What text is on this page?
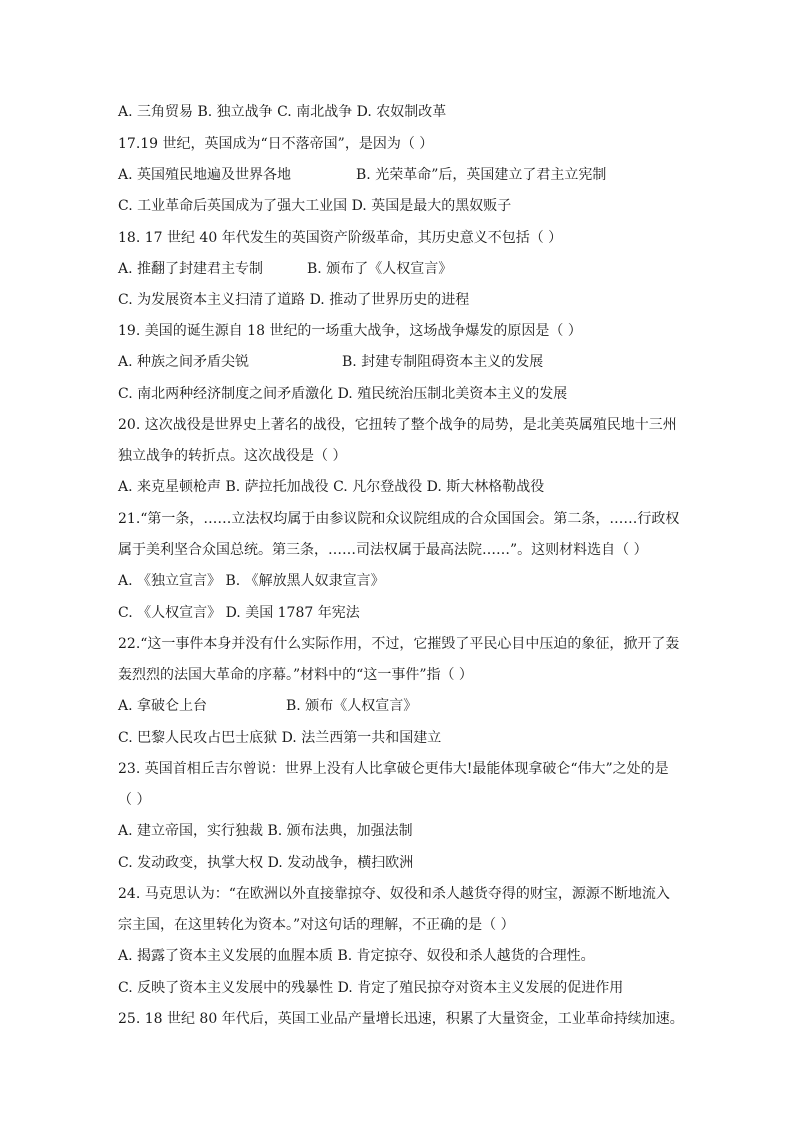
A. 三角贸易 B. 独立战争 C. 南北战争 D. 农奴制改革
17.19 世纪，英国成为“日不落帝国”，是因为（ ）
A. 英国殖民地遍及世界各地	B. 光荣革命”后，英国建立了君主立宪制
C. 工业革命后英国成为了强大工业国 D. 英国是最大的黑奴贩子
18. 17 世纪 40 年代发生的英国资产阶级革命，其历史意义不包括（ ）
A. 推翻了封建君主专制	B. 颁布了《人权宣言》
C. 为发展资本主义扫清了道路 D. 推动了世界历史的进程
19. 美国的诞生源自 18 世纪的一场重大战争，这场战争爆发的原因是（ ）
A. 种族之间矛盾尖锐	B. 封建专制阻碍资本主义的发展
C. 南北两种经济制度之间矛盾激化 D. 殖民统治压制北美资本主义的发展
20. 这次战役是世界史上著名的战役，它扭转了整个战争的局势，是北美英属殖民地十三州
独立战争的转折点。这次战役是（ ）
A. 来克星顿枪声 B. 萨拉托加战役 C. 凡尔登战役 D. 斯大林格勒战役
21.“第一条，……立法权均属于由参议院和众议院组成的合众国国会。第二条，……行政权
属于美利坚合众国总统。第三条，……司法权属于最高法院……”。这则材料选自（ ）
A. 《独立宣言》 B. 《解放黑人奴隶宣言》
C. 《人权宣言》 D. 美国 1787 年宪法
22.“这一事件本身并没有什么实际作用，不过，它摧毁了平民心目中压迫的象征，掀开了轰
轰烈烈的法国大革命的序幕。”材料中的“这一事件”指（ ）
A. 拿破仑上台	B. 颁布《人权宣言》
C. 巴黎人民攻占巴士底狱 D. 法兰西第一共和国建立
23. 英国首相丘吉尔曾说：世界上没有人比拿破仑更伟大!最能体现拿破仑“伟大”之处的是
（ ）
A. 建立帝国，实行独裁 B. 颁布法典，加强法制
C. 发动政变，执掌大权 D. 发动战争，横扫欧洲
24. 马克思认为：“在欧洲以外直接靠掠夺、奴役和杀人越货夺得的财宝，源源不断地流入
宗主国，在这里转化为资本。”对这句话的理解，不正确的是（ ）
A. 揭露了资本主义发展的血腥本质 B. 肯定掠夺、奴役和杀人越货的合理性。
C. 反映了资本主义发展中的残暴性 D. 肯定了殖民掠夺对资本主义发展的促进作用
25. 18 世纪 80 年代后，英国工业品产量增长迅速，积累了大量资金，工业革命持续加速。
____________________
== Set problem ==
Select the lines that carry the string "人权宣言" and copy them.

== Solution to the exercise ==
A. 推翻了封建君主专制	B. 颁布了《人权宣言》
C. 《人权宣言》 D. 美国 1787 年宪法
A. 拿破仑上台	B. 颁布《人权宣言》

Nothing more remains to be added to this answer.